--- Start Stored rows ---
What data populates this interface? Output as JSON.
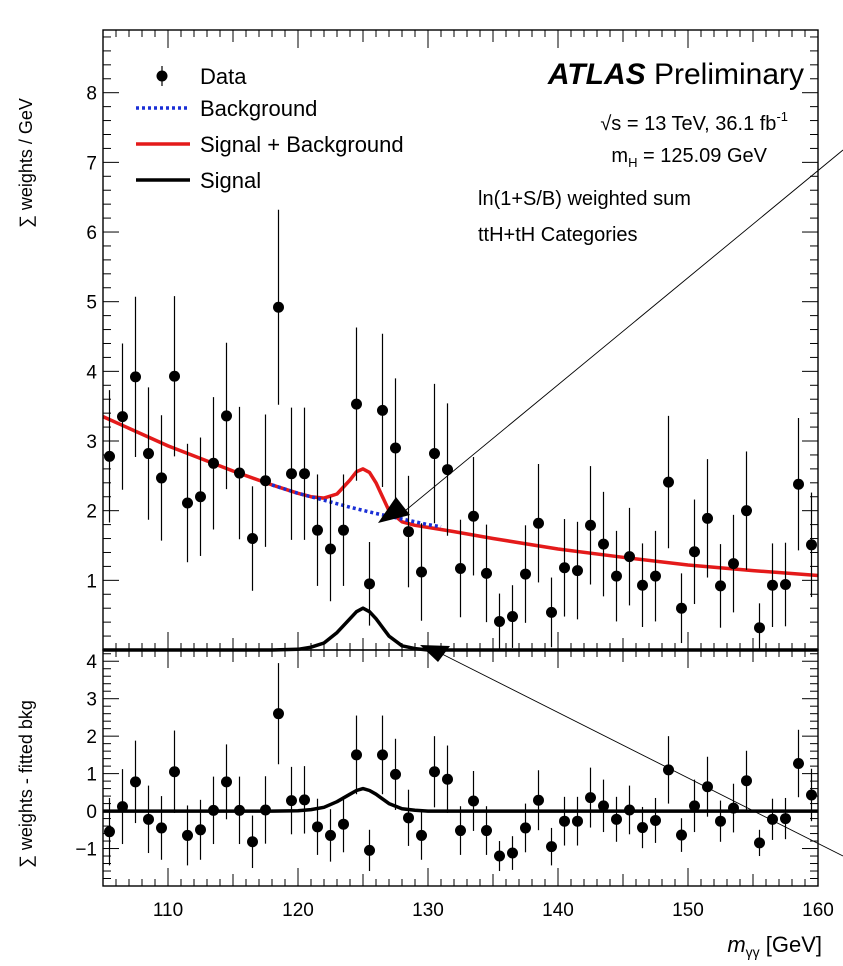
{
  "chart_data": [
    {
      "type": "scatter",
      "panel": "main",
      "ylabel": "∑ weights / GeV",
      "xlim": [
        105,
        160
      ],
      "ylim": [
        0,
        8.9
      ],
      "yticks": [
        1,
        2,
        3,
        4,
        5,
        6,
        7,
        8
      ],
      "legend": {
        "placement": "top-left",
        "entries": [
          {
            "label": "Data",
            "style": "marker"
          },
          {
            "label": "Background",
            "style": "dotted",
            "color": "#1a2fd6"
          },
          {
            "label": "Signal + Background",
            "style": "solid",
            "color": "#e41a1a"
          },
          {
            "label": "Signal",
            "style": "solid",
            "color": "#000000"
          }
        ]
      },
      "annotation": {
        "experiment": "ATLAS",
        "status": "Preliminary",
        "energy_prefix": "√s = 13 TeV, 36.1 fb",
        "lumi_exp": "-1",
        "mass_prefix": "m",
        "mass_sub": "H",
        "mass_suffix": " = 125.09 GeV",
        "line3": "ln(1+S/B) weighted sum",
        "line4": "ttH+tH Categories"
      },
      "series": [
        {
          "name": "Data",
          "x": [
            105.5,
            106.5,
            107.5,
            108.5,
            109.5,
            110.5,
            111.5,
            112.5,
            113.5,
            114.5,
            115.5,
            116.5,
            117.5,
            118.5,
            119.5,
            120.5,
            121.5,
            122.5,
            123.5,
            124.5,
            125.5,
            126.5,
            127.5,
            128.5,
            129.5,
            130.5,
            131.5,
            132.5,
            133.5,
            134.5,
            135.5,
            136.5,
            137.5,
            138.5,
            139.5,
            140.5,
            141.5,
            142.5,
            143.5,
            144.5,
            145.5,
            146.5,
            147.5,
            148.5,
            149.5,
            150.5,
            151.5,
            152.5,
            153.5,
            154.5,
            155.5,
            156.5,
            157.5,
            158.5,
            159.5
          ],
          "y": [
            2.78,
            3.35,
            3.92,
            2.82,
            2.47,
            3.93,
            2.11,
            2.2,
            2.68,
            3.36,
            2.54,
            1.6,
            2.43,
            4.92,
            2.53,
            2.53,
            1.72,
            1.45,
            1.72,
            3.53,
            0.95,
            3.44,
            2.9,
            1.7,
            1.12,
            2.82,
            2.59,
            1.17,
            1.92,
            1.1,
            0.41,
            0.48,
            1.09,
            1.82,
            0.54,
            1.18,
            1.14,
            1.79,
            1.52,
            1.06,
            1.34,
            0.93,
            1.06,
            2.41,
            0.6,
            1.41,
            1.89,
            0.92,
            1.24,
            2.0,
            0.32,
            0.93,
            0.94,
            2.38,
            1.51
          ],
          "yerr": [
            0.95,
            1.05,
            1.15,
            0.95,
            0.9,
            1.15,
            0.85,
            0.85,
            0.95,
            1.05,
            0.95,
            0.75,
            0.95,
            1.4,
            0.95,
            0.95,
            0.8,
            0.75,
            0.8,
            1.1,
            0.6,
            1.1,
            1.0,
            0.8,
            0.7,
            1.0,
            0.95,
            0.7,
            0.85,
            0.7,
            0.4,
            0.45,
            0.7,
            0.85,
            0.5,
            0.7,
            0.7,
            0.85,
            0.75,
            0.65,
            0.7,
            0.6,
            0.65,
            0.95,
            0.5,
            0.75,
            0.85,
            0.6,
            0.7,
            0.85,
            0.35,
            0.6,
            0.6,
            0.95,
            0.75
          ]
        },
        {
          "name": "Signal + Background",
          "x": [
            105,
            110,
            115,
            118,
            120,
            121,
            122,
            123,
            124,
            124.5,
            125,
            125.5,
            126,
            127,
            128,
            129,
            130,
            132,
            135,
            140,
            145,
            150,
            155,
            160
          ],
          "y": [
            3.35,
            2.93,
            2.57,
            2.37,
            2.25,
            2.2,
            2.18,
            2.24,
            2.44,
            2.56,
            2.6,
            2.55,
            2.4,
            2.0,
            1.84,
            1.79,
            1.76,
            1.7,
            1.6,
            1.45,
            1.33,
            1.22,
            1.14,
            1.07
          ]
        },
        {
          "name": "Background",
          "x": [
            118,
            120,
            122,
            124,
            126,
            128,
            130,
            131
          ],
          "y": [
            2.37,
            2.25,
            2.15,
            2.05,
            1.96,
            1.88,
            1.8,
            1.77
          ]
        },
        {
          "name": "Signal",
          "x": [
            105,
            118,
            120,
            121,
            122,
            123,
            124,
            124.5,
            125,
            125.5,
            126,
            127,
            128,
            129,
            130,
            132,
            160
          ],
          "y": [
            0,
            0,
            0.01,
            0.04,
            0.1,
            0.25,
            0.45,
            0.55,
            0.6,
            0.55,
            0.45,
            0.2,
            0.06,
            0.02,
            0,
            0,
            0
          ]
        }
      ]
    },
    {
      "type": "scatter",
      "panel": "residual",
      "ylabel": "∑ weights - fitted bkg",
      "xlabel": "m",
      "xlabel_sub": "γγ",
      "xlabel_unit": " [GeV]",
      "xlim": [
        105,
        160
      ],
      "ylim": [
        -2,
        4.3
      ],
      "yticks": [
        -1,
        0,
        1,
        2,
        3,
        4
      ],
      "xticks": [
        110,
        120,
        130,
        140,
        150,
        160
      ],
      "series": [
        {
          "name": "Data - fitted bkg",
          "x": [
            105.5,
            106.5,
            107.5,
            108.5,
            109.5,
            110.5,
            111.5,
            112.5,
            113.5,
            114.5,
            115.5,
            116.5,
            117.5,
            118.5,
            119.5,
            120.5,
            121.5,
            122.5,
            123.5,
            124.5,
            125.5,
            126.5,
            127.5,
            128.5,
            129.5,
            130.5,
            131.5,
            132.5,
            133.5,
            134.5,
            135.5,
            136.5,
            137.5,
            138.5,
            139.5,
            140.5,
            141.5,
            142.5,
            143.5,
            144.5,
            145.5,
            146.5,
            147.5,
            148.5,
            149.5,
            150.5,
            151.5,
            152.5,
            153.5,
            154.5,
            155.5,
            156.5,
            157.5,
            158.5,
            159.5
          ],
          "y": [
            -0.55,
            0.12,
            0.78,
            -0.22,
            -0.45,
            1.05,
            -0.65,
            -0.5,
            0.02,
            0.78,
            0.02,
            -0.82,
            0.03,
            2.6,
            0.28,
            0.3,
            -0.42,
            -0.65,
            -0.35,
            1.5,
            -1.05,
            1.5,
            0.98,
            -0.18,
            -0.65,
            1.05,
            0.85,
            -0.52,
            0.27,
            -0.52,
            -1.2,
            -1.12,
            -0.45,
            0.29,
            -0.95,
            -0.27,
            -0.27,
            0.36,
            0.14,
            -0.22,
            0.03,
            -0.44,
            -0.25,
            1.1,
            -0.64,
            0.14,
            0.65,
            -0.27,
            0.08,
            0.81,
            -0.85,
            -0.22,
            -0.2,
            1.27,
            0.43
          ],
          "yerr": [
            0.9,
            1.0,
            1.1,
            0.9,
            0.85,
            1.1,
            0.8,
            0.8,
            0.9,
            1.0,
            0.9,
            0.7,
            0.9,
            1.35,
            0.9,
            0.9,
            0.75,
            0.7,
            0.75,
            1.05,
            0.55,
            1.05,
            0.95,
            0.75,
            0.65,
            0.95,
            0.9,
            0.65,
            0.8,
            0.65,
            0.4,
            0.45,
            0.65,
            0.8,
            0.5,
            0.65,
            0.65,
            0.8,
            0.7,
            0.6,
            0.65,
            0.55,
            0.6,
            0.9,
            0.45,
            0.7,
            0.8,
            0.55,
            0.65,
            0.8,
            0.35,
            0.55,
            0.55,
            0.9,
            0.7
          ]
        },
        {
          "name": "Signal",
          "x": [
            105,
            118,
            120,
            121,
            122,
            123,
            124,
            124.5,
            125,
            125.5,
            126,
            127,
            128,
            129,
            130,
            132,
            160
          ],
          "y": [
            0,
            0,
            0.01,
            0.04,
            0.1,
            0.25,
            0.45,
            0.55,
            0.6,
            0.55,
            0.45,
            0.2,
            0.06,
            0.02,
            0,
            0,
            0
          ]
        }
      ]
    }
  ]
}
--- End Stored rows ---
**Task to complete**:
State the number of lines in the records that include "Background", and write nothing else.

**Final result**:
4